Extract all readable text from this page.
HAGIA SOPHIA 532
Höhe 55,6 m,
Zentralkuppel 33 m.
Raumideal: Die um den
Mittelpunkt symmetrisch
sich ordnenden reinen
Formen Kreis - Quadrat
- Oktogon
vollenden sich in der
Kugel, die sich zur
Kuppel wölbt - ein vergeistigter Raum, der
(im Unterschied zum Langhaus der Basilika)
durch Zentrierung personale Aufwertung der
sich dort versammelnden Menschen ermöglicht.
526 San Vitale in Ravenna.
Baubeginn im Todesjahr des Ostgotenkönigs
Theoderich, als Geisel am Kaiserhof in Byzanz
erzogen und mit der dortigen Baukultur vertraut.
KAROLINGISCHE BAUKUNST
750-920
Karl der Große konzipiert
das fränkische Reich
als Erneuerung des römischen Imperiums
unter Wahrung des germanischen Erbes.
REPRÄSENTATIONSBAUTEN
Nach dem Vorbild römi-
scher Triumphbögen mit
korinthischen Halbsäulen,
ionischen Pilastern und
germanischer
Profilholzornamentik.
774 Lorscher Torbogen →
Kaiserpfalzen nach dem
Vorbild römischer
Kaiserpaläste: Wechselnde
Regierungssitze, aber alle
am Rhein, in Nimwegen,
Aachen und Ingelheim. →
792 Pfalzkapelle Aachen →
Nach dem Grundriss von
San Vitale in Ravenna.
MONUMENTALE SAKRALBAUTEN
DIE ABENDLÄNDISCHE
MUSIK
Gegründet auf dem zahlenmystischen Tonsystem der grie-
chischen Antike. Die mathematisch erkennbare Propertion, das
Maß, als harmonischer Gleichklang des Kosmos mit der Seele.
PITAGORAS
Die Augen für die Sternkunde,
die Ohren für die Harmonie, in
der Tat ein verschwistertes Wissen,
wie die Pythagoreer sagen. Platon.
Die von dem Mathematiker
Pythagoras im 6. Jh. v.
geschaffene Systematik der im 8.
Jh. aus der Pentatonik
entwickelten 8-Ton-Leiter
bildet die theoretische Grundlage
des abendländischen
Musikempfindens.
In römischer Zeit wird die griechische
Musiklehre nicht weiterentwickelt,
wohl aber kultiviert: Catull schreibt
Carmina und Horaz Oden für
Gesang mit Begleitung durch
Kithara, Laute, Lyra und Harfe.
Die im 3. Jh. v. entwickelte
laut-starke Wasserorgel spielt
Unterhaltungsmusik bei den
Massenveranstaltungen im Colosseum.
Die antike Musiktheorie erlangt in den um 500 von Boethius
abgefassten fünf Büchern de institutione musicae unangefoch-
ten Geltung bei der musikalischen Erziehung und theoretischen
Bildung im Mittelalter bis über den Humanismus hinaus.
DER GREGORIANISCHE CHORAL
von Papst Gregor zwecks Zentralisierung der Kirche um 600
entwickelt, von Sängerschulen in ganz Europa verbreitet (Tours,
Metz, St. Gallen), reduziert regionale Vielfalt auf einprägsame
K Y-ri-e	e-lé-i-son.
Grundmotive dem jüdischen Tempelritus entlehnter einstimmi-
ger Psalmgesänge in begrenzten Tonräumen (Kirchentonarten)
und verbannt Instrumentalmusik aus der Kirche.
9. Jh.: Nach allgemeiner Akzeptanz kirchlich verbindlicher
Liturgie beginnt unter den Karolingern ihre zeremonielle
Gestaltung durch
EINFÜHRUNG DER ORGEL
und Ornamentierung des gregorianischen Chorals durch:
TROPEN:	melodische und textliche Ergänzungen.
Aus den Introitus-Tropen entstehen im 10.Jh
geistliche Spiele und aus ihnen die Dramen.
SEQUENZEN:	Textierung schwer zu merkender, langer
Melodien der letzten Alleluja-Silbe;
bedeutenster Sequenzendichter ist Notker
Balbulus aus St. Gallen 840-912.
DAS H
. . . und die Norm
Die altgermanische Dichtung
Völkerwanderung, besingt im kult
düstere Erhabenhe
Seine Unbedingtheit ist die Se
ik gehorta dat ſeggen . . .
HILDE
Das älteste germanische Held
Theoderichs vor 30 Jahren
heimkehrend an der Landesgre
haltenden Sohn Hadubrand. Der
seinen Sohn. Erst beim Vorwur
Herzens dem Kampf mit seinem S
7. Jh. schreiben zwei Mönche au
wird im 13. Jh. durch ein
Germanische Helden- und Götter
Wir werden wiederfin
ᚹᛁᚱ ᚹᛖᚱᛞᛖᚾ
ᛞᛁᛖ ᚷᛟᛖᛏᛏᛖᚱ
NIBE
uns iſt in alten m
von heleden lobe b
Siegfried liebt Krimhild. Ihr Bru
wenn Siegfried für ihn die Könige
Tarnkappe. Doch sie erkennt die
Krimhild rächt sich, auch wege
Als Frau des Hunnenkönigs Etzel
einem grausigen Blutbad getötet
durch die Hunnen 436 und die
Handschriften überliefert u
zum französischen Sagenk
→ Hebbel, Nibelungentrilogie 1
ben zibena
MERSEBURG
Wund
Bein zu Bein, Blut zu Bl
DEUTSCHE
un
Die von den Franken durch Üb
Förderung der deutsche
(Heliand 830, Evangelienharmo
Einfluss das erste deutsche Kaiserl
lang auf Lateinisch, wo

++++

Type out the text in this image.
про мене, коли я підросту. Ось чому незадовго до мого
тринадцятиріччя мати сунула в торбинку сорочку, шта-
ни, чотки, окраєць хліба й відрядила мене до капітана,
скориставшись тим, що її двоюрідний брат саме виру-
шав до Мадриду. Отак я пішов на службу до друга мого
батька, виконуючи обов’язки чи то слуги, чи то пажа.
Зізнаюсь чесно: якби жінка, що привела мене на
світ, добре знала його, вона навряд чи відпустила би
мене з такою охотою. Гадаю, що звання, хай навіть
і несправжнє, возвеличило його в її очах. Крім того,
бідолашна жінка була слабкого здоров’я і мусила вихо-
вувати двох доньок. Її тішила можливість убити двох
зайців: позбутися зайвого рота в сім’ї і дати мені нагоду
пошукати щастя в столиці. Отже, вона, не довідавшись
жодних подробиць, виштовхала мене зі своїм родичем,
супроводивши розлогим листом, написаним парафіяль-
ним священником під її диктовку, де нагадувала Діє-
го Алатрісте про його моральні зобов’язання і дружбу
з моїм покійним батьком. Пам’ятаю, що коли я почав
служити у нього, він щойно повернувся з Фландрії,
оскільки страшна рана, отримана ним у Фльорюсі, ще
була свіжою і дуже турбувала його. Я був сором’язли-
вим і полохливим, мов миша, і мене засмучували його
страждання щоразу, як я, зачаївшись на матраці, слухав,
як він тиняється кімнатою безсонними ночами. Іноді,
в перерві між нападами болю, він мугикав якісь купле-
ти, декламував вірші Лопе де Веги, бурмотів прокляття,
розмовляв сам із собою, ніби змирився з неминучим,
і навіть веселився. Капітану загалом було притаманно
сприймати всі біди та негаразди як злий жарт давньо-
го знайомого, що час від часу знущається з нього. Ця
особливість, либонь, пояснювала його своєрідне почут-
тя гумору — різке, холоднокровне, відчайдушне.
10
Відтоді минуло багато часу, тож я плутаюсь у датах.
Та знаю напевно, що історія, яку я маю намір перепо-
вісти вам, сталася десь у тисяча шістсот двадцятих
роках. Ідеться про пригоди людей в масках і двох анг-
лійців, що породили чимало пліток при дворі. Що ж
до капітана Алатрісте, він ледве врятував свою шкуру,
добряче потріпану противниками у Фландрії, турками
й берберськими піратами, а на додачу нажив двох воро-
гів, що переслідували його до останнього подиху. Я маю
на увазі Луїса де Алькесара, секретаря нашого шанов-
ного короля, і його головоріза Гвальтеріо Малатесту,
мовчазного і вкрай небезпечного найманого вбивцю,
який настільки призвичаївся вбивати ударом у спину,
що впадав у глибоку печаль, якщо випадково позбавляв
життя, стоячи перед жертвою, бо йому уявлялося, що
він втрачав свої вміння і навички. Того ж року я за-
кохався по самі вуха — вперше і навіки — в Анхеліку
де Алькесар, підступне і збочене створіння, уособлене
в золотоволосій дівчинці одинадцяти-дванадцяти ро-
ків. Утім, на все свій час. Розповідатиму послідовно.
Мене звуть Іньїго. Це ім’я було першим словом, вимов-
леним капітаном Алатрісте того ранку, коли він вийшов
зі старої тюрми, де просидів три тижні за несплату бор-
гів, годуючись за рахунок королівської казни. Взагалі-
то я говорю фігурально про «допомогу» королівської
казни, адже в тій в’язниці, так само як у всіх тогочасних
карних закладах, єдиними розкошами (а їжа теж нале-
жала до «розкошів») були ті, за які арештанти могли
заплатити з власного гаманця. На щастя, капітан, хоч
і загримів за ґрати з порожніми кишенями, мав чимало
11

++++

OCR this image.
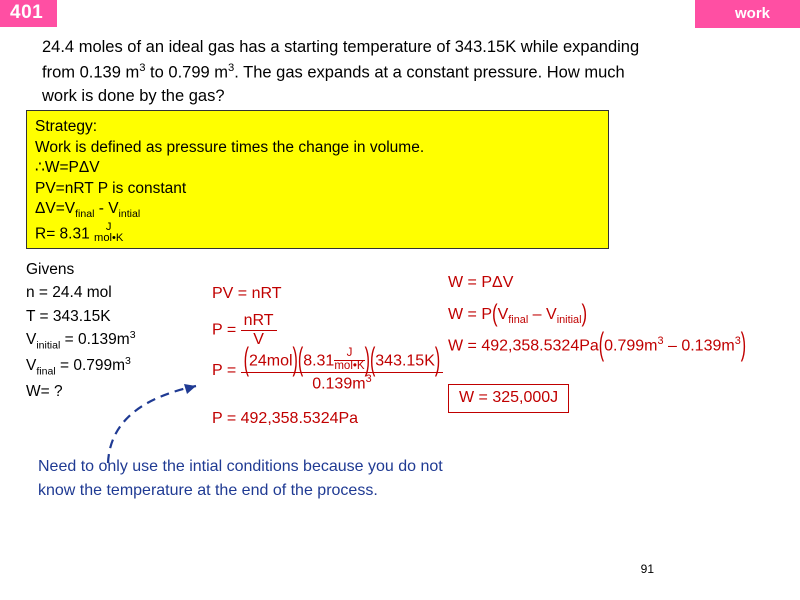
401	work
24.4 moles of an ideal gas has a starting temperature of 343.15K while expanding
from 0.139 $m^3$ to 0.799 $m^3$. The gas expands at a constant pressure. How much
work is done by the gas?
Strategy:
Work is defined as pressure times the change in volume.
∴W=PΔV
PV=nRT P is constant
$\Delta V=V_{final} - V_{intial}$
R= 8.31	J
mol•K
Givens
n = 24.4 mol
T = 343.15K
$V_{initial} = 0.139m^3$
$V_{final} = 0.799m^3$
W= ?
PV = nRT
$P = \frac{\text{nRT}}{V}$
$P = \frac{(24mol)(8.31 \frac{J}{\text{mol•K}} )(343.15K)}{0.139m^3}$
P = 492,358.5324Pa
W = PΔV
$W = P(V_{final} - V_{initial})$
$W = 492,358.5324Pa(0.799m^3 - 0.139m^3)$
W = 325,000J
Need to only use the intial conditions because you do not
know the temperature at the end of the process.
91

++++

▸ OBJECTIVE
Find every line above that contains the word "römischer", and return each one.

▸ WRITTEN SOLUTION
Vorbild römischer
In römischer Zeit wird die griechische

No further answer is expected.